*Task to carry out*
Each line of the listing that contains the word "Denn" is to be copied.

*Data extracts*
★ ★ ★ ★ ★ ★ ★
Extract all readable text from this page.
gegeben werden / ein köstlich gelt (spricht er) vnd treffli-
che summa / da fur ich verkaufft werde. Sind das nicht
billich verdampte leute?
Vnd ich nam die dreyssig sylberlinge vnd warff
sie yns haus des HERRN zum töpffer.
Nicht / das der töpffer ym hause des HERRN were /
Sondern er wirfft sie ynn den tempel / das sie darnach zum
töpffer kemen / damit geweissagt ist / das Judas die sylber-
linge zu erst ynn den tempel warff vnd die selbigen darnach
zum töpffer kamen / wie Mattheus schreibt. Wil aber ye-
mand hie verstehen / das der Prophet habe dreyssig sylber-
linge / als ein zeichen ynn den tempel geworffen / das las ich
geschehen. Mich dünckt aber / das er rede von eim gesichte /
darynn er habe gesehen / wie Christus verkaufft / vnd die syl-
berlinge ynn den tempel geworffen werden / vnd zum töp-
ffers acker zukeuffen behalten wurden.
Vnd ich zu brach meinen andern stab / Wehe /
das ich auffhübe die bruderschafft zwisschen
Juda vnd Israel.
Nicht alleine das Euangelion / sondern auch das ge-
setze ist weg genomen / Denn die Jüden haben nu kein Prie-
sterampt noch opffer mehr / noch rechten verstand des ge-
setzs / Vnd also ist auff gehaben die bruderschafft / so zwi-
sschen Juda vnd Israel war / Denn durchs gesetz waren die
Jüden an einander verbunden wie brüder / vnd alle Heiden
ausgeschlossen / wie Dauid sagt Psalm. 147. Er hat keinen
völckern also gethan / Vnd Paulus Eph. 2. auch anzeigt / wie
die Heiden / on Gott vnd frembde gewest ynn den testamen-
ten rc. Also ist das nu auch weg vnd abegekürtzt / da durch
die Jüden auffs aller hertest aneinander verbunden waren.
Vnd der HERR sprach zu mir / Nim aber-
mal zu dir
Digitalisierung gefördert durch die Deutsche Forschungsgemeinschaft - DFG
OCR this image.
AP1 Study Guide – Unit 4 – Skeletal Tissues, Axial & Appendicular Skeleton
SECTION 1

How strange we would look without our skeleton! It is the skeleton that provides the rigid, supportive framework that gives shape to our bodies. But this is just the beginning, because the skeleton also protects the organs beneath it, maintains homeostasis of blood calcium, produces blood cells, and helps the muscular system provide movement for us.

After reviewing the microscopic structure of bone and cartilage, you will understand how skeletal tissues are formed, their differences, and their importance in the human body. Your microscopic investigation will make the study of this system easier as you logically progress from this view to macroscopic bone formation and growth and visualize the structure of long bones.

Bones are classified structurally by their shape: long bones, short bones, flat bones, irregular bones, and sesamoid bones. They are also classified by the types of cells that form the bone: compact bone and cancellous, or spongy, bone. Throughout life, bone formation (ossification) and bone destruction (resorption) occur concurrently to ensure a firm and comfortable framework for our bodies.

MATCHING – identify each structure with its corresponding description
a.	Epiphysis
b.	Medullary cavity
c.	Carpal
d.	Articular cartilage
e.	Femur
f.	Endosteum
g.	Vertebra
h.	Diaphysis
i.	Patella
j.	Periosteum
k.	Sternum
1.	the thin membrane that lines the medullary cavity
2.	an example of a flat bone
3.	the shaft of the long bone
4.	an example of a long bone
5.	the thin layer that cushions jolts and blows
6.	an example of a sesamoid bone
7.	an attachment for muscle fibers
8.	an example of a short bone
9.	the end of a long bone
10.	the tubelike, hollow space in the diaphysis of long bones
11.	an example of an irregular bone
★ ★ ★ ★ ★ ★ ★
*Solved exercise*
setze ist weg genomen / Denn die Jüden haben nu kein Prie-
sschen Juda vnd Israel war / Denn durchs gesetz waren die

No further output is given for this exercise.